## Objective
Within the listing below, locate all lines containing the word "color". Copy each one.

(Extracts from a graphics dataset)
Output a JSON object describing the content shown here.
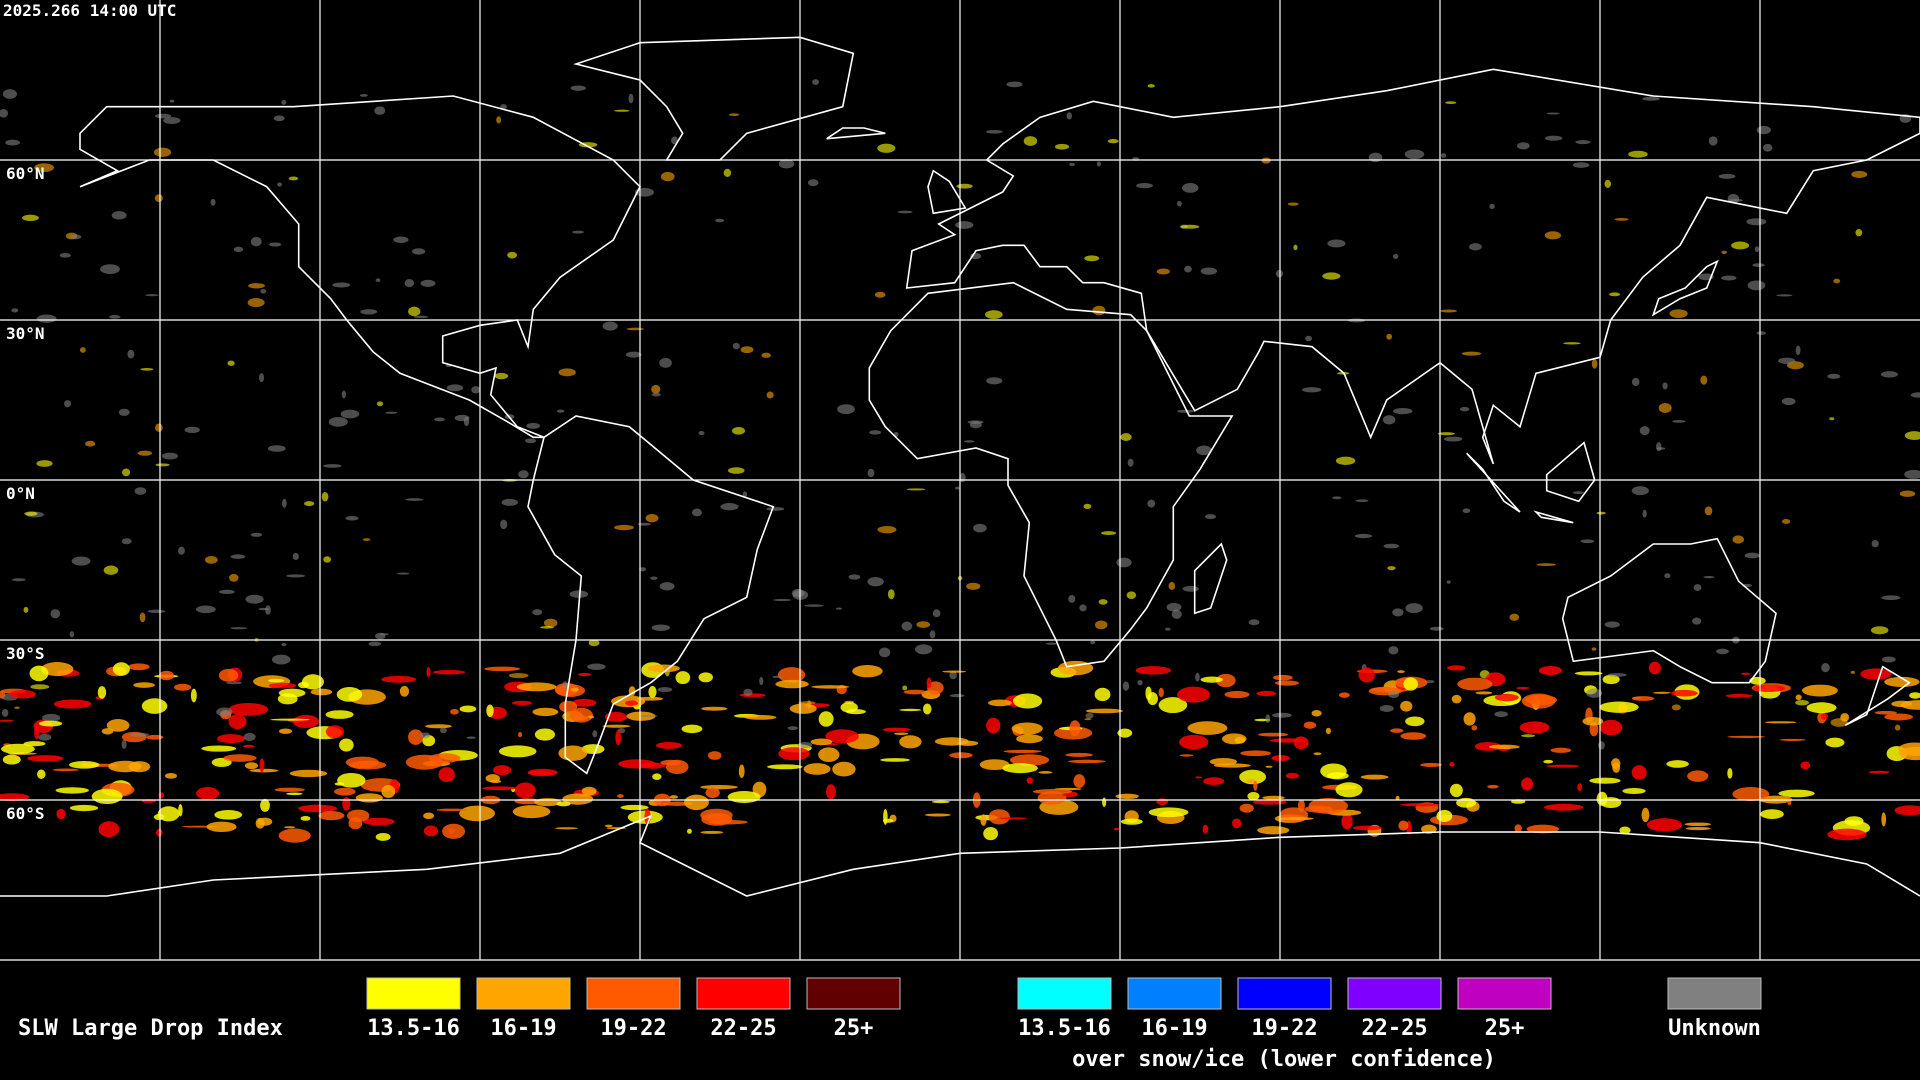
{
  "timestamp": "2025.266 14:00 UTC",
  "latitude_labels": [
    "60°N",
    "30°N",
    "0°N",
    "30°S",
    "60°S"
  ],
  "legend": {
    "title": "SLW Large Drop Index",
    "groups": [
      {
        "items": [
          {
            "label": "13.5-16",
            "color": "#ffff00"
          },
          {
            "label": "16-19",
            "color": "#ffa500"
          },
          {
            "label": "19-22",
            "color": "#ff5a00"
          },
          {
            "label": "22-25",
            "color": "#ff0000"
          },
          {
            "label": "25+",
            "color": "#600000"
          }
        ]
      },
      {
        "items": [
          {
            "label": "13.5-16",
            "color": "#00ffff"
          },
          {
            "label": "16-19",
            "color": "#0080ff"
          },
          {
            "label": "19-22",
            "color": "#0000ff"
          },
          {
            "label": "22-25",
            "color": "#8000ff"
          },
          {
            "label": "25+",
            "color": "#c000c0"
          }
        ],
        "caption": "over snow/ice (lower confidence)"
      }
    ],
    "unknown": {
      "label": "Unknown",
      "color": "#808080"
    }
  }
}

## Exercise result
            "color": "#ffff00"
            "color": "#ffa500"
            "color": "#ff5a00"
            "color": "#ff0000"
            "color": "#600000"
            "color": "#00ffff"
            "color": "#0080ff"
            "color": "#0000ff"
            "color": "#8000ff"
            "color": "#c000c0"
      "color": "#808080"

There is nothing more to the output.